▸ EXERCISE AIM:
Transcribe all of the material exactly.

▸ DATA PROVIDED:

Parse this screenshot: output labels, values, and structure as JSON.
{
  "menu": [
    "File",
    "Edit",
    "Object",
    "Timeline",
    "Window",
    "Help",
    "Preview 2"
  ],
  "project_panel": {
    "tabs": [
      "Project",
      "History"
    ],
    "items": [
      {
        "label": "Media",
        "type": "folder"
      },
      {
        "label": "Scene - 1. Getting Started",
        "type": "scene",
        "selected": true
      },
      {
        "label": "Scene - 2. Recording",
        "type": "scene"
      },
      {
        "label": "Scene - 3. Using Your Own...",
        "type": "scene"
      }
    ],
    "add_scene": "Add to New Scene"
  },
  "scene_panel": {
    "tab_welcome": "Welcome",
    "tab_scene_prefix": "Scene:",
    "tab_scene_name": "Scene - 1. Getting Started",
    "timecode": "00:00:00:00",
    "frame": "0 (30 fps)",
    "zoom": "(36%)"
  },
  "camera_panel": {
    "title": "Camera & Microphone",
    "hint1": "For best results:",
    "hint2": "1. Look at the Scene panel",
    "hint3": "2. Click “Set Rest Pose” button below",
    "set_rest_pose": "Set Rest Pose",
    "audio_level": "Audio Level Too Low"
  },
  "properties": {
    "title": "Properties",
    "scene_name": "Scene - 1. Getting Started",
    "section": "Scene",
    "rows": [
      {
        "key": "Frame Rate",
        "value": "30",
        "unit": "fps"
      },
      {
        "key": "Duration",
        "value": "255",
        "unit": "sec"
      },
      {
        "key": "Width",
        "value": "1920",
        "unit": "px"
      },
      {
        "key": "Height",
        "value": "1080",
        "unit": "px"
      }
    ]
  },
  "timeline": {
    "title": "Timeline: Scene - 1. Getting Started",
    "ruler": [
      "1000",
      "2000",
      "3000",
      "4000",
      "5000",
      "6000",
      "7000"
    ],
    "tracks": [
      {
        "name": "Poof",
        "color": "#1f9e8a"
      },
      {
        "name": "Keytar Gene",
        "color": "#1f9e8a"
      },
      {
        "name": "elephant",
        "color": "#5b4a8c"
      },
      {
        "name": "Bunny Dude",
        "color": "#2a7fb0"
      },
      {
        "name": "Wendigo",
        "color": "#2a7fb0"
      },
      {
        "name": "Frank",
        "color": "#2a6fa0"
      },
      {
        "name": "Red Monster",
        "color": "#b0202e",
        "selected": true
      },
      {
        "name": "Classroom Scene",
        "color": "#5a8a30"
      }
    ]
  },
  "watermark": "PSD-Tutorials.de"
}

▸ PROBLEM SOLUTION:
Parse this screenshot: output labels, values, and structure as JSON.
{
  "menu": [
    "File",
    "Edit",
    "Object",
    "Timeline",
    "Window",
    "Help",
    "Preview 2"
  ],
  "project_panel": {
    "tabs": [
      "Project",
      "History"
    ],
    "items": [
      {
        "label": "Media",
        "type": "folder"
      },
      {
        "label": "Scene - 1. Getting Started",
        "type": "scene",
        "selected": true
      },
      {
        "label": "Scene - 2. Recording",
        "type": "scene"
      },
      {
        "label": "Scene - 3. Using Your Own...",
        "type": "scene"
      }
    ],
    "add_scene": "Add to New Scene"
  },
  "scene_panel": {
    "tab_welcome": "Welcome",
    "tab_scene_prefix": "Scene:",
    "tab_scene_name": "Scene - 1. Getting Started",
    "timecode": "00:00:00:00",
    "frame": "0 (30 fps)",
    "zoom": "(36%)"
  },
  "camera_panel": {
    "title": "Camera & Microphone",
    "hint1": "For best results:",
    "hint2": "1. Look at the Scene panel",
    "hint3": "2. Click “Set Rest Pose” button below",
    "set_rest_pose": "Set Rest Pose",
    "audio_level": "Audio Level Too Low"
  },
  "properties": {
    "title": "Properties",
    "scene_name": "Scene - 1. Getting Started",
    "section": "Scene",
    "rows": [
      {
        "key": "Frame Rate",
        "value": "30",
        "unit": "fps"
      },
      {
        "key": "Duration",
        "value": "255",
        "unit": "sec"
      },
      {
        "key": "Width",
        "value": "1920",
        "unit": "px"
      },
      {
        "key": "Height",
        "value": "1080",
        "unit": "px"
      }
    ]
  },
  "timeline": {
    "title": "Timeline: Scene - 1. Getting Started",
    "ruler": [
      "1000",
      "2000",
      "3000",
      "4000",
      "5000",
      "6000",
      "7000"
    ],
    "tracks": [
      {
        "name": "Poof",
        "color": "#1f9e8a"
      },
      {
        "name": "Keytar Gene",
        "color": "#1f9e8a"
      },
      {
        "name": "elephant",
        "color": "#5b4a8c"
      },
      {
        "name": "Bunny Dude",
        "color": "#2a7fb0"
      },
      {
        "name": "Wendigo",
        "color": "#2a7fb0"
      },
      {
        "name": "Frank",
        "color": "#2a6fa0"
      },
      {
        "name": "Red Monster",
        "color": "#b0202e",
        "selected": true
      },
      {
        "name": "Classroom Scene",
        "color": "#5a8a30"
      }
    ]
  },
  "watermark": "PSD-Tutorials.de"
}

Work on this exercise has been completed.